-- DATA ENTRIES start --
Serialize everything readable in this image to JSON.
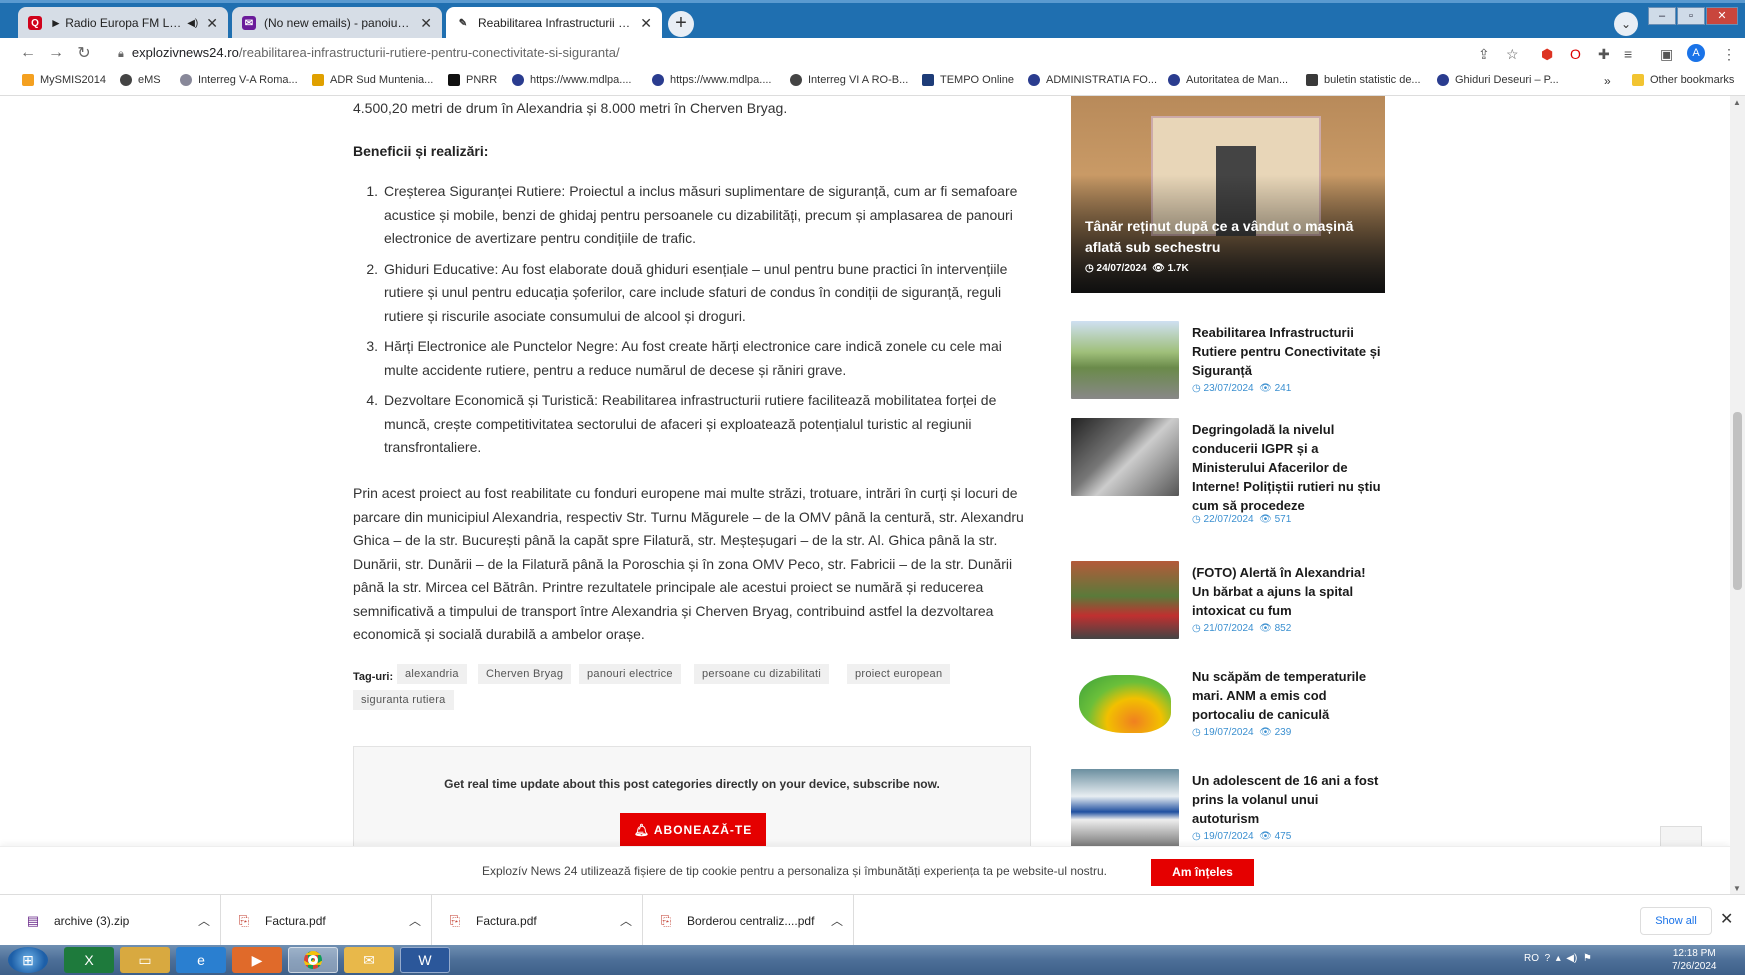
{
  "browser": {
    "tabs": [
      {
        "title": "► Radio Europa FM LIVE – A",
        "favicon_color": "#d0021b",
        "active": false
      },
      {
        "title": "(No new emails) - panoiucarmen",
        "favicon_color": "#6a1b9a",
        "active": false
      },
      {
        "title": "Reabilitarea Infrastructurii Rutier",
        "favicon_color": "#555555",
        "active": true
      }
    ],
    "new_tab": "+",
    "url_domain": "explozivnews24.ro",
    "url_path": "/reabilitarea-infrastructurii-rutiere-pentru-conectivitate-si-siguranta/",
    "bookmarks": [
      "MySMIS2014",
      "eMS",
      "Interreg V-A Roma...",
      "ADR Sud Muntenia...",
      "PNRR",
      "https://www.mdlpa....",
      "https://www.mdlpa....",
      "Interreg VI A RO-B...",
      "TEMPO Online",
      "ADMINISTRATIA FO...",
      "Autoritatea de Man...",
      "buletin statistic de...",
      "Ghiduri Deseuri – P..."
    ],
    "bookmarks_more": "»",
    "other_bookmarks": "Other bookmarks"
  },
  "article": {
    "intro": "4.500,20 metri de drum în Alexandria și 8.000 metri în Cherven Bryag.",
    "benefits_heading": "Beneficii și realizări:",
    "list": [
      {
        "num": "1.",
        "text": "Creșterea Siguranței Rutiere: Proiectul a inclus măsuri suplimentare de siguranță, cum ar fi semafoare acustice și mobile, benzi de ghidaj pentru persoanele cu dizabilități, precum și amplasarea de panouri electronice de avertizare pentru condițiile de trafic."
      },
      {
        "num": "2.",
        "text": "Ghiduri Educative: Au fost elaborate două ghiduri esențiale – unul pentru bune practici în intervențiile rutiere și unul pentru educația șoferilor, care include sfaturi de condus în condiții de siguranță, reguli rutiere și riscurile asociate consumului de alcool și droguri."
      },
      {
        "num": "3.",
        "text": "Hărți Electronice ale Punctelor Negre: Au fost create hărți electronice care indică zonele cu cele mai multe accidente rutiere, pentru a reduce numărul de decese și răniri grave."
      },
      {
        "num": "4.",
        "text": "Dezvoltare Economică și Turistică: Reabilitarea infrastructurii rutiere facilitează mobilitatea forței de muncă, crește competitivitatea sectorului de afaceri și exploatează potențialul turistic al regiunii transfrontaliere."
      }
    ],
    "paragraph": "Prin acest proiect au fost reabilitate cu fonduri europene mai multe străzi, trotuare, intrări în curți și locuri de parcare din municipiul Alexandria, respectiv Str. Turnu Măgurele – de la OMV până la centură, str. Alexandru Ghica – de la str. București până la capăt spre Filatură, str. Meșteșugari – de la str. Al. Ghica până la str. Dunării, str. Dunării – de la Filatură până la Poroschia și în zona OMV Peco, str. Fabricii – de la str. Dunării până la str. Mircea cel Bătrân. Printre rezultatele principale ale acestui proiect se numără și reducerea semnificativă a timpului de transport între Alexandria și Cherven Bryag, contribuind astfel la dezvoltarea economică și socială durabilă a ambelor orașe.",
    "tags_label": "Tag-uri:",
    "tags": [
      "alexandria",
      "Cherven Bryag",
      "panouri electrice",
      "persoane cu dizabilitati",
      "proiect european",
      "siguranta rutiera"
    ]
  },
  "subscribe": {
    "text": "Get real time update about this post categories directly on your device, subscribe now.",
    "button": "ABONEAZĂ-TE",
    "button_icon": "bell-icon"
  },
  "sidebar": {
    "featured": {
      "title": "Tânăr reținut după ce a vândut o mașină aflată sub sechestru",
      "date": "24/07/2024",
      "views": "1.7K"
    },
    "items": [
      {
        "title": "Reabilitarea Infrastructurii Rutiere pentru Conectivitate și Siguranță",
        "date": "23/07/2024",
        "views": "241"
      },
      {
        "title": "Degringoladă la nivelul conducerii IGPR și a Ministerului Afacerilor de Interne! Polițiștii rutieri nu știu cum să procedeze",
        "date": "22/07/2024",
        "views": "571"
      },
      {
        "title": "(FOTO) Alertă în Alexandria! Un bărbat a ajuns la spital intoxicat cu fum",
        "date": "21/07/2024",
        "views": "852"
      },
      {
        "title": "Nu scăpăm de temperaturile mari. ANM a emis cod portocaliu de caniculă",
        "date": "19/07/2024",
        "views": "239"
      },
      {
        "title": "Un adolescent de 16 ani a fost prins la volanul unui autoturism",
        "date": "19/07/2024",
        "views": "475"
      }
    ]
  },
  "cookie": {
    "text": "Explozív News 24 utilizează fișiere de tip cookie pentru a personaliza și îmbunătăți experiența ta pe website-ul nostru.",
    "button": "Am înțeles"
  },
  "downloads": {
    "items": [
      "archive (3).zip",
      "Factura.pdf",
      "Factura.pdf",
      "Borderou centraliz....pdf"
    ],
    "show_all": "Show all"
  },
  "taskbar": {
    "lang": "RO",
    "time": "12:18 PM",
    "date": "7/26/2024"
  },
  "colors": {
    "accent_red": "#e50000",
    "meta_blue": "#3a8fd0",
    "tabbar": "#1f6fb0"
  }
}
-- DATA ENTRIES end --
* _THE EXERCISE_: Your answer should be a single number: the count of lines that contain "Cherven".

* _ANSWER TO THIS PROBLEM_: 3